• REQUEST: In the records below, find each line containing the word "function" and copy it.

─── GIVEN DATA

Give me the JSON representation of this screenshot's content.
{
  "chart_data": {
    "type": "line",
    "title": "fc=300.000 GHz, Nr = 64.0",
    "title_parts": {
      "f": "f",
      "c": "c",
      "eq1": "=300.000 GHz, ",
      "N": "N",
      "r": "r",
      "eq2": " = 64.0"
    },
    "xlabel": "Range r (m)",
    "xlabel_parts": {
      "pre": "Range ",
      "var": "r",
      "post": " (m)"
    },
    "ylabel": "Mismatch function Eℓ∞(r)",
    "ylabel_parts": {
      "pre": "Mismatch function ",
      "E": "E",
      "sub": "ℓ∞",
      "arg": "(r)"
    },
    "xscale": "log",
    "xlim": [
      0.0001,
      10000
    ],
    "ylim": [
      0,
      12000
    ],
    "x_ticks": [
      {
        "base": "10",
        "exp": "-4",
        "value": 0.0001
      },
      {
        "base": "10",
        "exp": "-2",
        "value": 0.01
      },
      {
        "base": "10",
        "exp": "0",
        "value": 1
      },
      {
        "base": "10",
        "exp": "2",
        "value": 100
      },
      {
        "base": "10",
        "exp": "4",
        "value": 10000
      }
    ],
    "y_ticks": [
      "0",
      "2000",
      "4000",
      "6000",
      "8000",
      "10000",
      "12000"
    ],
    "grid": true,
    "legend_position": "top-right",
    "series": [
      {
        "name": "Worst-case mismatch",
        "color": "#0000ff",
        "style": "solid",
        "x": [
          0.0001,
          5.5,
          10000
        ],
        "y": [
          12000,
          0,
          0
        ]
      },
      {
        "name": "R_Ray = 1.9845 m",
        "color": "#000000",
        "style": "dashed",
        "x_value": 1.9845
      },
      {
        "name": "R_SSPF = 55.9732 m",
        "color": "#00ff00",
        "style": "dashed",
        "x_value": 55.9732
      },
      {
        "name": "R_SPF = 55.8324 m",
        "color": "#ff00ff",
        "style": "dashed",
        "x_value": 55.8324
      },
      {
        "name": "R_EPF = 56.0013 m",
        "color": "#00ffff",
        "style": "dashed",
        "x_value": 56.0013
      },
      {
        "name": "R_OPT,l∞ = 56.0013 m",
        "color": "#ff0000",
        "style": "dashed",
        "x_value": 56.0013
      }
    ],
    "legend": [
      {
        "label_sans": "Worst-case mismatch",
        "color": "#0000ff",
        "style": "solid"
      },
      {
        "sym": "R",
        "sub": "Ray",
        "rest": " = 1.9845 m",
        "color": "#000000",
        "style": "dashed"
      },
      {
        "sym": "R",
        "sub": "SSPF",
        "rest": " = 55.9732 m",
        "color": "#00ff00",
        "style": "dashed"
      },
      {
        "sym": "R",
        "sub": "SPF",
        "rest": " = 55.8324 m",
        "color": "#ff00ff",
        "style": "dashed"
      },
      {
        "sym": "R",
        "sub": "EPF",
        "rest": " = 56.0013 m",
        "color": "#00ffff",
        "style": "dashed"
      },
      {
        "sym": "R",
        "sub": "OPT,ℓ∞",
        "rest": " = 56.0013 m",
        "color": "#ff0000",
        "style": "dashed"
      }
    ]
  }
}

──────
─── GIVEN DATA

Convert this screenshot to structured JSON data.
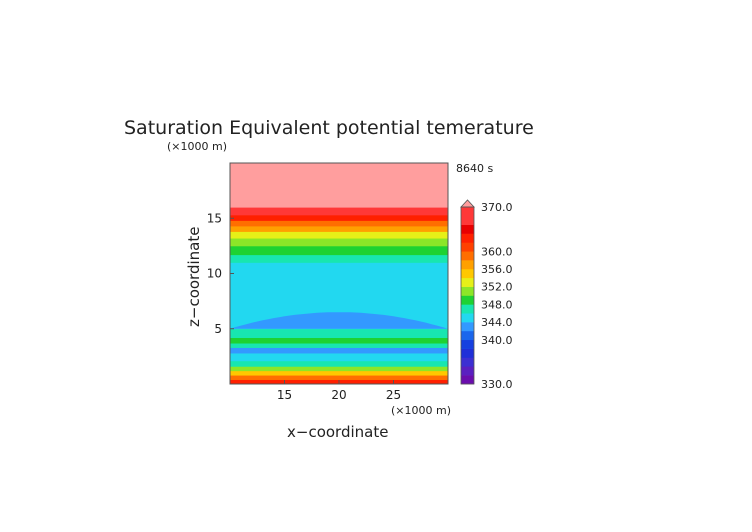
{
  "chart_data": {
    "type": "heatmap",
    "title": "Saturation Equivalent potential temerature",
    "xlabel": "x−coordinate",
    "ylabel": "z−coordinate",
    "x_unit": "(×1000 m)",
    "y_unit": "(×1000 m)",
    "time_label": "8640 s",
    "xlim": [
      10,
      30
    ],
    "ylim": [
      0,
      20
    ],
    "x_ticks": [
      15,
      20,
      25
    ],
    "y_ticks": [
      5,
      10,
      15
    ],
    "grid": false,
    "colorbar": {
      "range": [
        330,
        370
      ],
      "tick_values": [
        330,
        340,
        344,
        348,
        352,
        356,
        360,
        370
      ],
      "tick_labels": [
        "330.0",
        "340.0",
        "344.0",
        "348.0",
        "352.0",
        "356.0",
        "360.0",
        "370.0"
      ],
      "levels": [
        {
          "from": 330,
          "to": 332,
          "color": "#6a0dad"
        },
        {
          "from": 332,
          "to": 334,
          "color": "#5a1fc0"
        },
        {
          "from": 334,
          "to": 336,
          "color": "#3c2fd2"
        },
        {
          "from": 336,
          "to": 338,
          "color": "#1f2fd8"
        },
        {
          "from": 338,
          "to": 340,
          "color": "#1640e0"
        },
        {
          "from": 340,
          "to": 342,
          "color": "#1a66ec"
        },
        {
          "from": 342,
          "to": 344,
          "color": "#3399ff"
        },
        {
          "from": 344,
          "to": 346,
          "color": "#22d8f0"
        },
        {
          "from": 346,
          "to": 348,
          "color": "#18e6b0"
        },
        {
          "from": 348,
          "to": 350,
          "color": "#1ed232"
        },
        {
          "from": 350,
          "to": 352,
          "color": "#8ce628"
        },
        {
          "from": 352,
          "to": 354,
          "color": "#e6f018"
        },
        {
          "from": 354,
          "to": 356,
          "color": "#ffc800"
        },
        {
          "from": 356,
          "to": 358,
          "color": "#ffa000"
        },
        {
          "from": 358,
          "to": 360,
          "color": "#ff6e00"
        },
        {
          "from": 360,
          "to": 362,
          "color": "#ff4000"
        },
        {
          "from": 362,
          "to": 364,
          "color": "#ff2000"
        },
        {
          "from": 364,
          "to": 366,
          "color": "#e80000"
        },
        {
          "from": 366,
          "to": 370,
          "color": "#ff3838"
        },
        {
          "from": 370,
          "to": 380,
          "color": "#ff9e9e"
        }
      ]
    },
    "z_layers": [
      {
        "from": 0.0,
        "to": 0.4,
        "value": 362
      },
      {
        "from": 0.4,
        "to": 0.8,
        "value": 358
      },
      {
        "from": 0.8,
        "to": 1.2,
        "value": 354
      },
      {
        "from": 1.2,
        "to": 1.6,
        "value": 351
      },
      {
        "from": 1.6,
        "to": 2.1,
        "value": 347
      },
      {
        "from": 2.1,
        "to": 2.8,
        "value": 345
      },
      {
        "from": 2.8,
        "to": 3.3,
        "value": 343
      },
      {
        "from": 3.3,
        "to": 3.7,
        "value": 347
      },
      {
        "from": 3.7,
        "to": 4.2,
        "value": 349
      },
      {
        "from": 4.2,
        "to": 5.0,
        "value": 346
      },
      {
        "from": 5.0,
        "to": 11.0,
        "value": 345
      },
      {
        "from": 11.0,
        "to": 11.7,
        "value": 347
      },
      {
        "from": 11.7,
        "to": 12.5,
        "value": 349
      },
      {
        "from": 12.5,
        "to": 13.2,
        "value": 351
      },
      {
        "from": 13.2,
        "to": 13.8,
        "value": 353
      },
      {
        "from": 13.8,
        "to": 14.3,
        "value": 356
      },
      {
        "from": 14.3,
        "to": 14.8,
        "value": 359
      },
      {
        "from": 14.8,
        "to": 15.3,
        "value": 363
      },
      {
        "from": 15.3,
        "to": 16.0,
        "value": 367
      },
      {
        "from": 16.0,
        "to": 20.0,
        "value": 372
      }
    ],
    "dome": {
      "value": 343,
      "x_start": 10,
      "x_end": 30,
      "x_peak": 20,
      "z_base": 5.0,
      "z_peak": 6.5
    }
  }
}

──────

• TASK RESULT:
    "ylabel": "Mismatch function Eℓ∞(r)",
      "pre": "Mismatch function ",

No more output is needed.